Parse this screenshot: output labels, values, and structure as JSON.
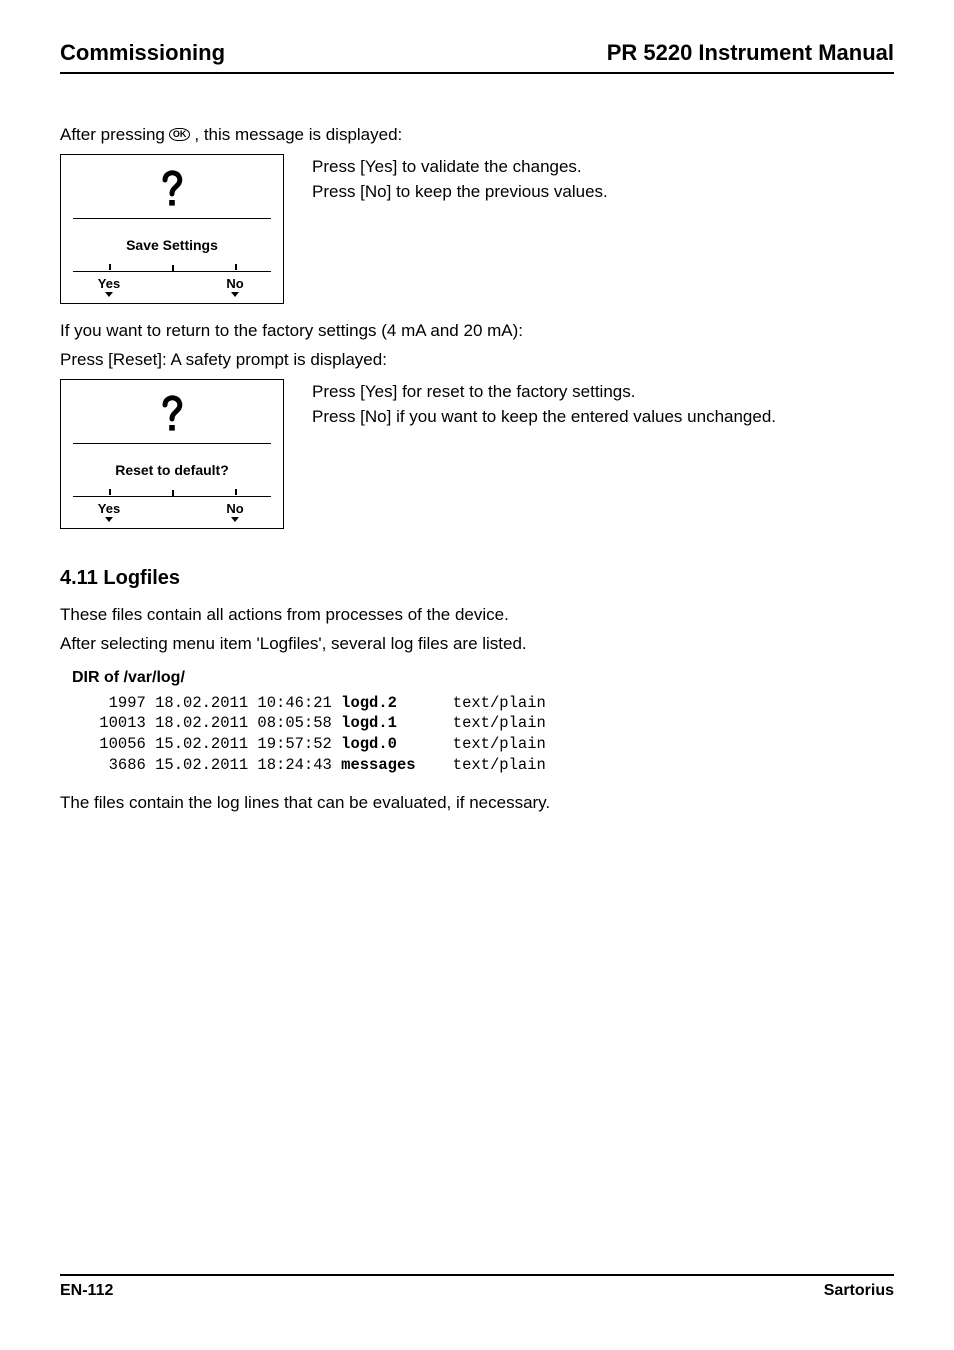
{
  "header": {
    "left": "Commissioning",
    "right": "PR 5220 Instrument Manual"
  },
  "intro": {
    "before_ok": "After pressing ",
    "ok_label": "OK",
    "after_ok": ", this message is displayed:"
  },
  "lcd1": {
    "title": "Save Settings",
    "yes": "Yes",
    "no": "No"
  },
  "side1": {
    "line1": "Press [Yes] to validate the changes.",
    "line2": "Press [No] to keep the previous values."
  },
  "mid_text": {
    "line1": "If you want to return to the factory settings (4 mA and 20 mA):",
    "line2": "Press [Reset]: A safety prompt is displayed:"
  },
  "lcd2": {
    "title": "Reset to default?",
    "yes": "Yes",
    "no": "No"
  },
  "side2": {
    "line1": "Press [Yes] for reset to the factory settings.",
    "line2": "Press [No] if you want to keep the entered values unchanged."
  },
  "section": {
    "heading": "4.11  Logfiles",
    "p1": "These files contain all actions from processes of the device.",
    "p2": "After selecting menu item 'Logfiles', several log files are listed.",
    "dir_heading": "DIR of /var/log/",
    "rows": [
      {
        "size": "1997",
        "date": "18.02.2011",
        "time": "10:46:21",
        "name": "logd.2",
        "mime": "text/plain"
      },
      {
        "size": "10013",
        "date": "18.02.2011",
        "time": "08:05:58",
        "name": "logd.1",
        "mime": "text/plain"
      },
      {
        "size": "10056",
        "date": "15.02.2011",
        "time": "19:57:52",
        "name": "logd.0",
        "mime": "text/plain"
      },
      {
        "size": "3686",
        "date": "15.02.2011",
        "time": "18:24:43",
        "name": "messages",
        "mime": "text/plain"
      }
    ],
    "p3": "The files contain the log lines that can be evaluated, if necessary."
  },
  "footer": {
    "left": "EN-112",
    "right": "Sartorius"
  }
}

▸ **WHAT THE TASK REQUIRES**: Copy out each line exactly, without the pictures.

▸ **SOLUTION TO THE EXERCISE**:
Parse this screenshot: output labels, values, and structure as JSON.
{
  "header": {
    "left": "Commissioning",
    "right": "PR 5220 Instrument Manual"
  },
  "intro": {
    "before_ok": "After pressing ",
    "ok_label": "OK",
    "after_ok": ", this message is displayed:"
  },
  "lcd1": {
    "title": "Save Settings",
    "yes": "Yes",
    "no": "No"
  },
  "side1": {
    "line1": "Press [Yes] to validate the changes.",
    "line2": "Press [No] to keep the previous values."
  },
  "mid_text": {
    "line1": "If you want to return to the factory settings (4 mA and 20 mA):",
    "line2": "Press [Reset]: A safety prompt is displayed:"
  },
  "lcd2": {
    "title": "Reset to default?",
    "yes": "Yes",
    "no": "No"
  },
  "side2": {
    "line1": "Press [Yes] for reset to the factory settings.",
    "line2": "Press [No] if you want to keep the entered values unchanged."
  },
  "section": {
    "heading": "4.11  Logfiles",
    "p1": "These files contain all actions from processes of the device.",
    "p2": "After selecting menu item 'Logfiles', several log files are listed.",
    "dir_heading": "DIR of /var/log/",
    "rows": [
      {
        "size": "1997",
        "date": "18.02.2011",
        "time": "10:46:21",
        "name": "logd.2",
        "mime": "text/plain"
      },
      {
        "size": "10013",
        "date": "18.02.2011",
        "time": "08:05:58",
        "name": "logd.1",
        "mime": "text/plain"
      },
      {
        "size": "10056",
        "date": "15.02.2011",
        "time": "19:57:52",
        "name": "logd.0",
        "mime": "text/plain"
      },
      {
        "size": "3686",
        "date": "15.02.2011",
        "time": "18:24:43",
        "name": "messages",
        "mime": "text/plain"
      }
    ],
    "p3": "The files contain the log lines that can be evaluated, if necessary."
  },
  "footer": {
    "left": "EN-112",
    "right": "Sartorius"
  }
}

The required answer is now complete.